***** Supplied information
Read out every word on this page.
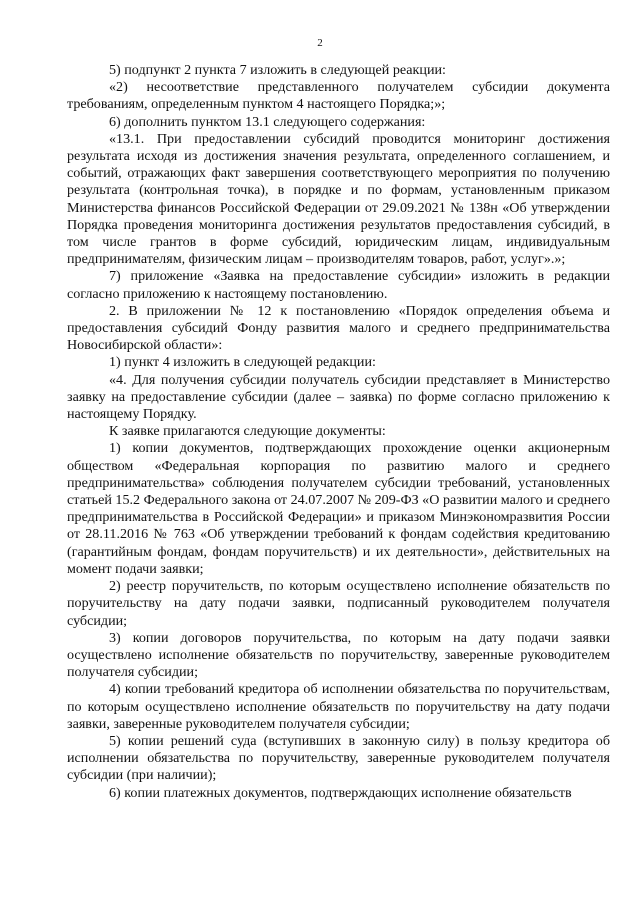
2

5) подпункт 2 пункта 7 изложить в следующей реакции:

«2) несоответствие представленного получателем субсидии документа требованиям, определенным пунктом 4 настоящего Порядка;»;

6) дополнить пунктом 13.1 следующего содержания:

«13.1. При предоставлении субсидий проводится мониторинг достижения результата исходя из достижения значения результата, определенного соглашением, и событий, отражающих факт завершения соответствующего мероприятия по получению результата (контрольная точка), в порядке и по формам, установленным приказом Министерства финансов Российской Федерации от 29.09.2021 № 138н «Об утверждении Порядка проведения мониторинга достижения результатов предоставления субсидий, в том числе грантов в форме субсидий, юридическим лицам, индивидуальным предпринимателям, физическим лицам – производителям товаров, работ, услуг».»;

7) приложение «Заявка на предоставление субсидии» изложить в редакции согласно приложению к настоящему постановлению.

2. В приложении № 12 к постановлению «Порядок определения объема и предоставления субсидий Фонду развития малого и среднего предпринимательства Новосибирской области»:

1) пункт 4 изложить в следующей редакции:

«4. Для получения субсидии получатель субсидии представляет в Министерство заявку на предоставление субсидии (далее – заявка) по форме согласно приложению к настоящему Порядку.

К заявке прилагаются следующие документы:

1) копии документов, подтверждающих прохождение оценки акционерным обществом «Федеральная корпорация по развитию малого и среднего предпринимательства» соблюдения получателем субсидии требований, установленных статьей 15.2 Федерального закона от 24.07.2007 № 209-ФЗ «О развитии малого и среднего предпринимательства в Российской Федерации» и приказом Минэкономразвития России от 28.11.2016 № 763 «Об утверждении требований к фондам содействия кредитованию (гарантийным фондам, фондам поручительств) и их деятельности», действительных на момент подачи заявки;

2) реестр поручительств, по которым осуществлено исполнение обязательств по поручительству на дату подачи заявки, подписанный руководителем получателя субсидии;

3) копии договоров поручительства, по которым на дату подачи заявки осуществлено исполнение обязательств по поручительству, заверенные руководителем получателя субсидии;

4) копии требований кредитора об исполнении обязательства по поручительствам, по которым осуществлено исполнение обязательств по поручительству на дату подачи заявки, заверенные руководителем получателя субсидии;

5) копии решений суда (вступивших в законную силу) в пользу кредитора об исполнении обязательства по поручительству, заверенные руководителем получателя субсидии (при наличии);

6) копии платежных документов, подтверждающих исполнение обязательств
**********
Aim of the exercise
Retype the records exactly. Any image in them should not appear in what you write.

Complete output
Read out every word on this page.
2

5) подпункт 2 пункта 7 изложить в следующей реакции:

«2) несоответствие представленного получателем субсидии документа требованиям, определенным пунктом 4 настоящего Порядка;»;

6) дополнить пунктом 13.1 следующего содержания:

«13.1. При предоставлении субсидий проводится мониторинг достижения результата исходя из достижения значения результата, определенного соглашением, и событий, отражающих факт завершения соответствующего мероприятия по получению результата (контрольная точка), в порядке и по формам, установленным приказом Министерства финансов Российской Федерации от 29.09.2021 № 138н «Об утверждении Порядка проведения мониторинга достижения результатов предоставления субсидий, в том числе грантов в форме субсидий, юридическим лицам, индивидуальным предпринимателям, физическим лицам – производителям товаров, работ, услуг».»;

7) приложение «Заявка на предоставление субсидии» изложить в редакции согласно приложению к настоящему постановлению.

2. В приложении № 12 к постановлению «Порядок определения объема и предоставления субсидий Фонду развития малого и среднего предпринимательства Новосибирской области»:

1) пункт 4 изложить в следующей редакции:

«4. Для получения субсидии получатель субсидии представляет в Министерство заявку на предоставление субсидии (далее – заявка) по форме согласно приложению к настоящему Порядку.

К заявке прилагаются следующие документы:

1) копии документов, подтверждающих прохождение оценки акционерным обществом «Федеральная корпорация по развитию малого и среднего предпринимательства» соблюдения получателем субсидии требований, установленных статьей 15.2 Федерального закона от 24.07.2007 № 209-ФЗ «О развитии малого и среднего предпринимательства в Российской Федерации» и приказом Минэкономразвития России от 28.11.2016 № 763 «Об утверждении требований к фондам содействия кредитованию (гарантийным фондам, фондам поручительств) и их деятельности», действительных на момент подачи заявки;

2) реестр поручительств, по которым осуществлено исполнение обязательств по поручительству на дату подачи заявки, подписанный руководителем получателя субсидии;

3) копии договоров поручительства, по которым на дату подачи заявки осуществлено исполнение обязательств по поручительству, заверенные руководителем получателя субсидии;

4) копии требований кредитора об исполнении обязательства по поручительствам, по которым осуществлено исполнение обязательств по поручительству на дату подачи заявки, заверенные руководителем получателя субсидии;

5) копии решений суда (вступивших в законную силу) в пользу кредитора об исполнении обязательства по поручительству, заверенные руководителем получателя субсидии (при наличии);

6) копии платежных документов, подтверждающих исполнение обязательств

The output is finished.